● **Excerpted records**
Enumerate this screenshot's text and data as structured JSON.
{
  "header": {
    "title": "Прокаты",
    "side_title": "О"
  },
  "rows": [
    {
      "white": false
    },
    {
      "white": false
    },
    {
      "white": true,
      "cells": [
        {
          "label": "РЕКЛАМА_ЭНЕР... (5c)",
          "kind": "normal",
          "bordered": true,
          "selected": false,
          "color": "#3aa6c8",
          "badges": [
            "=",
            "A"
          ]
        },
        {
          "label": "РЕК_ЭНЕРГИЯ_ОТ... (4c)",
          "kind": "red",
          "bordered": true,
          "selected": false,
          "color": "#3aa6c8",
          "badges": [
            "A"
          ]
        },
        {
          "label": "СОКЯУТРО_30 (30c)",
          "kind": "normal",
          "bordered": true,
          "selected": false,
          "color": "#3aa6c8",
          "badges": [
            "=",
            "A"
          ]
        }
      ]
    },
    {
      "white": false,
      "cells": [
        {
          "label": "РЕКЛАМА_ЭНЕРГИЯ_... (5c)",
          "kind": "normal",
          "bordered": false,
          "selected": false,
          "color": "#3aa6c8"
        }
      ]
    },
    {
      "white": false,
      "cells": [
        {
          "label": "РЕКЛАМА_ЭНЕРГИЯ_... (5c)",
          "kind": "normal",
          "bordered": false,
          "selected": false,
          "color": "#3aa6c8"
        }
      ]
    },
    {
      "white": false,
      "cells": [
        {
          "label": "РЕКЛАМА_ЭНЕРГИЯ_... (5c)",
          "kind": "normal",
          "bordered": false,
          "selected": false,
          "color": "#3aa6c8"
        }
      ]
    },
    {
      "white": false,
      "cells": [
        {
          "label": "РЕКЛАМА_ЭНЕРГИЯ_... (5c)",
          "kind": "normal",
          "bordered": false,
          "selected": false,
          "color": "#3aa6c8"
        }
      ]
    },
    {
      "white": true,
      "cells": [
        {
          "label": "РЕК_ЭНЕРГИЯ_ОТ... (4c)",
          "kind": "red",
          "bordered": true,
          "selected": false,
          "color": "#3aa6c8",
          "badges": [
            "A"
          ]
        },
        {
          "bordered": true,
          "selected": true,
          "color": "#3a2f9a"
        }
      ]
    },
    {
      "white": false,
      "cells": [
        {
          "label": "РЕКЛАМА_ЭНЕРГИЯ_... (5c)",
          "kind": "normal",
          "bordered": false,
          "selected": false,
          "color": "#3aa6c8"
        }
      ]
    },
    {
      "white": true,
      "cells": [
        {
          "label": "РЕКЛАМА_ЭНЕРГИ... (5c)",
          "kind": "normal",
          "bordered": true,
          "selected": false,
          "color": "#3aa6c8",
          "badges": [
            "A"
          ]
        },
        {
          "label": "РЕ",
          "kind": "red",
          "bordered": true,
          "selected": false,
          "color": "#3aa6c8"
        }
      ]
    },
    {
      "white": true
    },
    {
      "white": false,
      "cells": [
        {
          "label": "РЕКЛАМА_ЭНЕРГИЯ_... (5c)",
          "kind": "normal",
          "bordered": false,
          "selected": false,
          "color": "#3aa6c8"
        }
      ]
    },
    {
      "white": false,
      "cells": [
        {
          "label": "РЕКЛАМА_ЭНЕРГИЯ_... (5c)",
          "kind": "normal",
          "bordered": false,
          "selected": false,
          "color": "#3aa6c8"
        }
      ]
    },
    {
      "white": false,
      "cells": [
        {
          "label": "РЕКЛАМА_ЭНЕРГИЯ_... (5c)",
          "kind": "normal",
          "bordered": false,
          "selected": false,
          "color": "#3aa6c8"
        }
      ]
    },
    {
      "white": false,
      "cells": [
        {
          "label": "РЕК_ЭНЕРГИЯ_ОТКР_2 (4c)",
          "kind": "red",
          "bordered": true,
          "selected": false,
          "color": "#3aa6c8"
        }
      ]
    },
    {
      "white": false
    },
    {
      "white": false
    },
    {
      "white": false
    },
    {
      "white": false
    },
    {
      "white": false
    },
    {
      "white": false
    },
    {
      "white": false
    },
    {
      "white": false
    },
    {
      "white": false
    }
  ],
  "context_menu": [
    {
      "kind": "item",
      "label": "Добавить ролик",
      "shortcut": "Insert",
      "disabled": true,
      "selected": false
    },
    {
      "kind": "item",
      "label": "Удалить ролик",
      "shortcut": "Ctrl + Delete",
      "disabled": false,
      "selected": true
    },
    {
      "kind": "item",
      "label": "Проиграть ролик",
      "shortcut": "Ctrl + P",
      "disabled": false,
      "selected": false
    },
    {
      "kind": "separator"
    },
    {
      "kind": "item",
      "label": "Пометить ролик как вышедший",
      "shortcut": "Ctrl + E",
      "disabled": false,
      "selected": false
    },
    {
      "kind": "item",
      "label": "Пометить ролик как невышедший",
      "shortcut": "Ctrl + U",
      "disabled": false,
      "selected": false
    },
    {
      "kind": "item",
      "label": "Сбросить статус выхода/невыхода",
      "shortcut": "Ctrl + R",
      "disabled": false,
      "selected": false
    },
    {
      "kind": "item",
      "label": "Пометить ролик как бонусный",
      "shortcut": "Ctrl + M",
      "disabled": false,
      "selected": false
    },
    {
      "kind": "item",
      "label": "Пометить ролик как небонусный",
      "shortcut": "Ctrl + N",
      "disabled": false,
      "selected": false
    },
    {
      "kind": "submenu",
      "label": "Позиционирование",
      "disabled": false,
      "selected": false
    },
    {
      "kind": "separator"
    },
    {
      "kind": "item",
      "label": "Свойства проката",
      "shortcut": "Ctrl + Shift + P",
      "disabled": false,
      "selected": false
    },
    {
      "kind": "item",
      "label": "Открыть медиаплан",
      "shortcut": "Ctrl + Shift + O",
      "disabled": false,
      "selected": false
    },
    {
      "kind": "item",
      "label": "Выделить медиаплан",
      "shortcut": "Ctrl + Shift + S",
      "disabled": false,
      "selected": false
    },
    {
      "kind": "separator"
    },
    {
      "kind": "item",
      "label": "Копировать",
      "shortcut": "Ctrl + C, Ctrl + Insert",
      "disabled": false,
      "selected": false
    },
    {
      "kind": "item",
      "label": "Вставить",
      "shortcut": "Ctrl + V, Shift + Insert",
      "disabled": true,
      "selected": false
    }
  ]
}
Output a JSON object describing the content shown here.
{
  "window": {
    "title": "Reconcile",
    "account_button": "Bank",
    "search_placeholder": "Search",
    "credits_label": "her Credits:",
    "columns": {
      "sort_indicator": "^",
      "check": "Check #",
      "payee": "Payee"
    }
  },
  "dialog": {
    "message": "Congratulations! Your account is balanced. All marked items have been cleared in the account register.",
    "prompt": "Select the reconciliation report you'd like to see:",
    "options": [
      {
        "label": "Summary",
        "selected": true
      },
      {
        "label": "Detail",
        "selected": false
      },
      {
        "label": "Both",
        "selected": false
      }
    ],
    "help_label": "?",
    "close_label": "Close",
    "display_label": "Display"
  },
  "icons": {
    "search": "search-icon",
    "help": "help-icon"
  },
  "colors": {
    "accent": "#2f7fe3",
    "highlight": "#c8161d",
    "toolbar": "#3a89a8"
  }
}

● **Short problem**
Take the entries and copy them out exactly.

● **Task answer**
Enumerate this screenshot's text and data as structured JSON.
{
  "header": {
    "title": "Прокаты",
    "side_title": "О"
  },
  "rows": [
    {
      "white": false
    },
    {
      "white": false
    },
    {
      "white": true,
      "cells": [
        {
          "label": "РЕКЛАМА_ЭНЕР... (5c)",
          "kind": "normal",
          "bordered": true,
          "selected": false,
          "color": "#3aa6c8",
          "badges": [
            "=",
            "A"
          ]
        },
        {
          "label": "РЕК_ЭНЕРГИЯ_ОТ... (4c)",
          "kind": "red",
          "bordered": true,
          "selected": false,
          "color": "#3aa6c8",
          "badges": [
            "A"
          ]
        },
        {
          "label": "СОКЯУТРО_30 (30c)",
          "kind": "normal",
          "bordered": true,
          "selected": false,
          "color": "#3aa6c8",
          "badges": [
            "=",
            "A"
          ]
        }
      ]
    },
    {
      "white": false,
      "cells": [
        {
          "label": "РЕКЛАМА_ЭНЕРГИЯ_... (5c)",
          "kind": "normal",
          "bordered": false,
          "selected": false,
          "color": "#3aa6c8"
        }
      ]
    },
    {
      "white": false,
      "cells": [
        {
          "label": "РЕКЛАМА_ЭНЕРГИЯ_... (5c)",
          "kind": "normal",
          "bordered": false,
          "selected": false,
          "color": "#3aa6c8"
        }
      ]
    },
    {
      "white": false,
      "cells": [
        {
          "label": "РЕКЛАМА_ЭНЕРГИЯ_... (5c)",
          "kind": "normal",
          "bordered": false,
          "selected": false,
          "color": "#3aa6c8"
        }
      ]
    },
    {
      "white": false,
      "cells": [
        {
          "label": "РЕКЛАМА_ЭНЕРГИЯ_... (5c)",
          "kind": "normal",
          "bordered": false,
          "selected": false,
          "color": "#3aa6c8"
        }
      ]
    },
    {
      "white": true,
      "cells": [
        {
          "label": "РЕК_ЭНЕРГИЯ_ОТ... (4c)",
          "kind": "red",
          "bordered": true,
          "selected": false,
          "color": "#3aa6c8",
          "badges": [
            "A"
          ]
        },
        {
          "bordered": true,
          "selected": true,
          "color": "#3a2f9a"
        }
      ]
    },
    {
      "white": false,
      "cells": [
        {
          "label": "РЕКЛАМА_ЭНЕРГИЯ_... (5c)",
          "kind": "normal",
          "bordered": false,
          "selected": false,
          "color": "#3aa6c8"
        }
      ]
    },
    {
      "white": true,
      "cells": [
        {
          "label": "РЕКЛАМА_ЭНЕРГИ... (5c)",
          "kind": "normal",
          "bordered": true,
          "selected": false,
          "color": "#3aa6c8",
          "badges": [
            "A"
          ]
        },
        {
          "label": "РЕ",
          "kind": "red",
          "bordered": true,
          "selected": false,
          "color": "#3aa6c8"
        }
      ]
    },
    {
      "white": true
    },
    {
      "white": false,
      "cells": [
        {
          "label": "РЕКЛАМА_ЭНЕРГИЯ_... (5c)",
          "kind": "normal",
          "bordered": false,
          "selected": false,
          "color": "#3aa6c8"
        }
      ]
    },
    {
      "white": false,
      "cells": [
        {
          "label": "РЕКЛАМА_ЭНЕРГИЯ_... (5c)",
          "kind": "normal",
          "bordered": false,
          "selected": false,
          "color": "#3aa6c8"
        }
      ]
    },
    {
      "white": false,
      "cells": [
        {
          "label": "РЕКЛАМА_ЭНЕРГИЯ_... (5c)",
          "kind": "normal",
          "bordered": false,
          "selected": false,
          "color": "#3aa6c8"
        }
      ]
    },
    {
      "white": false,
      "cells": [
        {
          "label": "РЕК_ЭНЕРГИЯ_ОТКР_2 (4c)",
          "kind": "red",
          "bordered": true,
          "selected": false,
          "color": "#3aa6c8"
        }
      ]
    },
    {
      "white": false
    },
    {
      "white": false
    },
    {
      "white": false
    },
    {
      "white": false
    },
    {
      "white": false
    },
    {
      "white": false
    },
    {
      "white": false
    },
    {
      "white": false
    },
    {
      "white": false
    }
  ],
  "context_menu": [
    {
      "kind": "item",
      "label": "Добавить ролик",
      "shortcut": "Insert",
      "disabled": true,
      "selected": false
    },
    {
      "kind": "item",
      "label": "Удалить ролик",
      "shortcut": "Ctrl + Delete",
      "disabled": false,
      "selected": true
    },
    {
      "kind": "item",
      "label": "Проиграть ролик",
      "shortcut": "Ctrl + P",
      "disabled": false,
      "selected": false
    },
    {
      "kind": "separator"
    },
    {
      "kind": "item",
      "label": "Пометить ролик как вышедший",
      "shortcut": "Ctrl + E",
      "disabled": false,
      "selected": false
    },
    {
      "kind": "item",
      "label": "Пометить ролик как невышедший",
      "shortcut": "Ctrl + U",
      "disabled": false,
      "selected": false
    },
    {
      "kind": "item",
      "label": "Сбросить статус выхода/невыхода",
      "shortcut": "Ctrl + R",
      "disabled": false,
      "selected": false
    },
    {
      "kind": "item",
      "label": "Пометить ролик как бонусный",
      "shortcut": "Ctrl + M",
      "disabled": false,
      "selected": false
    },
    {
      "kind": "item",
      "label": "Пометить ролик как небонусный",
      "shortcut": "Ctrl + N",
      "disabled": false,
      "selected": false
    },
    {
      "kind": "submenu",
      "label": "Позиционирование",
      "disabled": false,
      "selected": false
    },
    {
      "kind": "separator"
    },
    {
      "kind": "item",
      "label": "Свойства проката",
      "shortcut": "Ctrl + Shift + P",
      "disabled": false,
      "selected": false
    },
    {
      "kind": "item",
      "label": "Открыть медиаплан",
      "shortcut": "Ctrl + Shift + O",
      "disabled": false,
      "selected": false
    },
    {
      "kind": "item",
      "label": "Выделить медиаплан",
      "shortcut": "Ctrl + Shift + S",
      "disabled": false,
      "selected": false
    },
    {
      "kind": "separator"
    },
    {
      "kind": "item",
      "label": "Копировать",
      "shortcut": "Ctrl + C, Ctrl + Insert",
      "disabled": false,
      "selected": false
    },
    {
      "kind": "item",
      "label": "Вставить",
      "shortcut": "Ctrl + V, Shift + Insert",
      "disabled": true,
      "selected": false
    }
  ]
}
Output a JSON object describing the content shown here.
{
  "window": {
    "title": "Reconcile",
    "account_button": "Bank",
    "search_placeholder": "Search",
    "credits_label": "her Credits:",
    "columns": {
      "sort_indicator": "^",
      "check": "Check #",
      "payee": "Payee"
    }
  },
  "dialog": {
    "message": "Congratulations! Your account is balanced. All marked items have been cleared in the account register.",
    "prompt": "Select the reconciliation report you'd like to see:",
    "options": [
      {
        "label": "Summary",
        "selected": true
      },
      {
        "label": "Detail",
        "selected": false
      },
      {
        "label": "Both",
        "selected": false
      }
    ],
    "help_label": "?",
    "close_label": "Close",
    "display_label": "Display"
  },
  "icons": {
    "search": "search-icon",
    "help": "help-icon"
  },
  "colors": {
    "accent": "#2f7fe3",
    "highlight": "#c8161d",
    "toolbar": "#3a89a8"
  }
}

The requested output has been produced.